* [What is needed]
Copy every line in which the string "базы" occurs.
*-*-*
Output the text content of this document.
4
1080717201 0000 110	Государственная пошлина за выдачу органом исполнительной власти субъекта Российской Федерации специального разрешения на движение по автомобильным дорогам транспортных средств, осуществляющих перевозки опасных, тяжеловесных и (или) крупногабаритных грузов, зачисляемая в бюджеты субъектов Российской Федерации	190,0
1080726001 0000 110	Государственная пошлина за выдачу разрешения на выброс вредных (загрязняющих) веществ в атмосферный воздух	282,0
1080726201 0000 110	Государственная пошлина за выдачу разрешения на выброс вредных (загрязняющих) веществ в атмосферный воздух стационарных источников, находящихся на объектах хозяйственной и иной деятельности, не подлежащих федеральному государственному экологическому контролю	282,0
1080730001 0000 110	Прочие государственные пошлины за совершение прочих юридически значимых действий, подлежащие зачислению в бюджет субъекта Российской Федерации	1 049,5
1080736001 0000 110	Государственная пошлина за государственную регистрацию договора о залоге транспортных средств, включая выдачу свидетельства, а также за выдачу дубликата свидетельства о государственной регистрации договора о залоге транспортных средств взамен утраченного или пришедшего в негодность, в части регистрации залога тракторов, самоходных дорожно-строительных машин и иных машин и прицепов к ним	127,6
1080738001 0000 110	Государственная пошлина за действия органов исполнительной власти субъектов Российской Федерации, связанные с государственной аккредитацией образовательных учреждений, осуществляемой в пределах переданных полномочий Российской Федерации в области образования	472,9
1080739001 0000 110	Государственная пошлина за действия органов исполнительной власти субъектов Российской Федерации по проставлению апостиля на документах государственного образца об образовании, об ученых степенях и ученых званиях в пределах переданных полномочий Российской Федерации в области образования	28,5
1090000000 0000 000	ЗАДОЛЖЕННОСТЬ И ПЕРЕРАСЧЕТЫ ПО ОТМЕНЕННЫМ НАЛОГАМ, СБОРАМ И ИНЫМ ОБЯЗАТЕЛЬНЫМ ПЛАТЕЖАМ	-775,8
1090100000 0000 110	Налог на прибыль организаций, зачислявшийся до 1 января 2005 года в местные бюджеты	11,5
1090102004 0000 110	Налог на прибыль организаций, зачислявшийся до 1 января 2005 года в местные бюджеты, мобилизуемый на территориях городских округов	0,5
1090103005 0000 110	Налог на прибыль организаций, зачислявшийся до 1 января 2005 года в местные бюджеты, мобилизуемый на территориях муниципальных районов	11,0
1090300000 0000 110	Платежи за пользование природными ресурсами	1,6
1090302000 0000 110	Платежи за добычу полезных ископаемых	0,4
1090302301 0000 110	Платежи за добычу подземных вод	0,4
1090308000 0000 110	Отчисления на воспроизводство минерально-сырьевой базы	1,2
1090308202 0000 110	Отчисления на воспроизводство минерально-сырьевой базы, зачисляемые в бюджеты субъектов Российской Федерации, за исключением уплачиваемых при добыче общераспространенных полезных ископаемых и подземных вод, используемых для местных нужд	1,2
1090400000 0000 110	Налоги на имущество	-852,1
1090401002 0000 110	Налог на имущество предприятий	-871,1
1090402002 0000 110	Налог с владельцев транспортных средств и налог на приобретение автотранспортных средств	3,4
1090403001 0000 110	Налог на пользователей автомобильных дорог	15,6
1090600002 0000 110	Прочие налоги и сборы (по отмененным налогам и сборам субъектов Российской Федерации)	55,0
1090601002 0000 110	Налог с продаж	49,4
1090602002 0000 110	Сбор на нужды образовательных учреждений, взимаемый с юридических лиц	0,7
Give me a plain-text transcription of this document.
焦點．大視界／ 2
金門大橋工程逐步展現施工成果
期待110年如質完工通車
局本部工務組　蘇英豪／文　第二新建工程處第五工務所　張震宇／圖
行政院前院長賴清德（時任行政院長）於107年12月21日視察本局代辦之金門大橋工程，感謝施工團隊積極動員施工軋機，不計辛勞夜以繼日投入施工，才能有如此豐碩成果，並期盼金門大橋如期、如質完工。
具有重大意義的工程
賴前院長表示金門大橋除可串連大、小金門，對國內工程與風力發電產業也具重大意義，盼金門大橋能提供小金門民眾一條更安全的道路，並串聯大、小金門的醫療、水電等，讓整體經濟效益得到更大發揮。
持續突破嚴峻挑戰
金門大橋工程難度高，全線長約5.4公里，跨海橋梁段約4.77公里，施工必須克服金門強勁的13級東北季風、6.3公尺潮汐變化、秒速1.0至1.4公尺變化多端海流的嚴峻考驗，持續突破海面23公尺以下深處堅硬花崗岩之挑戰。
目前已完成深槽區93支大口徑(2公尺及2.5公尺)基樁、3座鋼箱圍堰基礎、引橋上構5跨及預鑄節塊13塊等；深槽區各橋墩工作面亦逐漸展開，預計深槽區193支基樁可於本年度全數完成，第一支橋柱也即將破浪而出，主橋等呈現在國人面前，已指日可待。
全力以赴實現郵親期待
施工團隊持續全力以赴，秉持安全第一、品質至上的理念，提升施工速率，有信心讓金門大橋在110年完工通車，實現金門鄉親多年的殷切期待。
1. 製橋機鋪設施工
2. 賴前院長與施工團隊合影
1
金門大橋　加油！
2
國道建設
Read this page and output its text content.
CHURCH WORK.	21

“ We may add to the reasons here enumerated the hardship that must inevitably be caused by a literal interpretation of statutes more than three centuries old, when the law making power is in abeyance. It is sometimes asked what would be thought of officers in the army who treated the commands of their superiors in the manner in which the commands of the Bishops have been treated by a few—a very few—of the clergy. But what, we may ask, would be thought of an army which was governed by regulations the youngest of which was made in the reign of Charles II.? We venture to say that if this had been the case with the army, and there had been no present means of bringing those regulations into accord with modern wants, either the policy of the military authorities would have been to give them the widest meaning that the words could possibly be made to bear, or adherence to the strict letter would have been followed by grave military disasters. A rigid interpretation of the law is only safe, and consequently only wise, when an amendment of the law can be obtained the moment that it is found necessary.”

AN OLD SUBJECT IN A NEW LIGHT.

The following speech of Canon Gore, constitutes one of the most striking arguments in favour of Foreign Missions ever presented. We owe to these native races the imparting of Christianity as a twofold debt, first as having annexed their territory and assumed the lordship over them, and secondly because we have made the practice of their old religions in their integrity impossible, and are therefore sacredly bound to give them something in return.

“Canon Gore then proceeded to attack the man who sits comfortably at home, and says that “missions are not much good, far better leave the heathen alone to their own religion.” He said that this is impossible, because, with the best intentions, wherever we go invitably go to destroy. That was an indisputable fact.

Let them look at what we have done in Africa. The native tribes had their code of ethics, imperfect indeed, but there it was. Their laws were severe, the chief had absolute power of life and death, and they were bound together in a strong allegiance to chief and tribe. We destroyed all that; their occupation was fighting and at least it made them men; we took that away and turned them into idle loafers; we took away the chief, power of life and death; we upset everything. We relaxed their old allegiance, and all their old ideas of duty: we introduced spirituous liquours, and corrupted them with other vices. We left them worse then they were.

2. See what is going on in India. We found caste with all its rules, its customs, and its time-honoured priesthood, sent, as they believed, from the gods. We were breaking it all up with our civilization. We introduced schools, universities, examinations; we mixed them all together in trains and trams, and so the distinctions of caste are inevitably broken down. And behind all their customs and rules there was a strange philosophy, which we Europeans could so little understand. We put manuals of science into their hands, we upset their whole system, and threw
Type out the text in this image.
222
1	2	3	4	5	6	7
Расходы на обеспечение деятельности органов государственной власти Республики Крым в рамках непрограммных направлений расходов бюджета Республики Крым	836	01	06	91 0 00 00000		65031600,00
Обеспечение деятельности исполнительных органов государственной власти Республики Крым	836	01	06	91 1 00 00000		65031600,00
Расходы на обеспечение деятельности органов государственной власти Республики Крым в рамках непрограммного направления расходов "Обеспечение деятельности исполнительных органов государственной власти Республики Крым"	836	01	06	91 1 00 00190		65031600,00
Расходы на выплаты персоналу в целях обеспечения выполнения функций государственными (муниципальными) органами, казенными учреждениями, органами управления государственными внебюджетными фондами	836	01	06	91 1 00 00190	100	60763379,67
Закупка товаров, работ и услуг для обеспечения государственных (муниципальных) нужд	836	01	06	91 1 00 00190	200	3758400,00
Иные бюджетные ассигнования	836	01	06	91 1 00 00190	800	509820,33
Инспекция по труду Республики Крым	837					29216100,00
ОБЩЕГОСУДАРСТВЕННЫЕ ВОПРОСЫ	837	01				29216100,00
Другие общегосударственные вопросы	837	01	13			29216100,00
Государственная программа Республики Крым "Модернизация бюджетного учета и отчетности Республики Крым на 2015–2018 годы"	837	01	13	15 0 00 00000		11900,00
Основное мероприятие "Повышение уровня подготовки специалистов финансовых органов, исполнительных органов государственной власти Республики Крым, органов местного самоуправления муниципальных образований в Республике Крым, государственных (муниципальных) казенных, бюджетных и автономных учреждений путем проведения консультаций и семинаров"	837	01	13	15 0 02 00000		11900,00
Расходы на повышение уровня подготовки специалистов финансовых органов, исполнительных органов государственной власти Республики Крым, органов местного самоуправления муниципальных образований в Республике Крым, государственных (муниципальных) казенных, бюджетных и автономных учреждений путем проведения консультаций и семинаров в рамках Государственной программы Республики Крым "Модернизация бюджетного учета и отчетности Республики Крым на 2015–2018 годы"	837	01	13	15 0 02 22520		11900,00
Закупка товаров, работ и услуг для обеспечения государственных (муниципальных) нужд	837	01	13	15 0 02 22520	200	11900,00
*-*-*
* [Result of the exercise]
1090308000 0000 110	Отчисления на воспроизводство минерально-сырьевой базы	1,2
1090308202 0000 110	Отчисления на воспроизводство минерально-сырьевой базы, зачисляемые в бюджеты субъектов Российской Федерации, за исключением уплачиваемых при добыче общераспространенных полезных ископаемых и подземных вод, используемых для местных нужд	1,2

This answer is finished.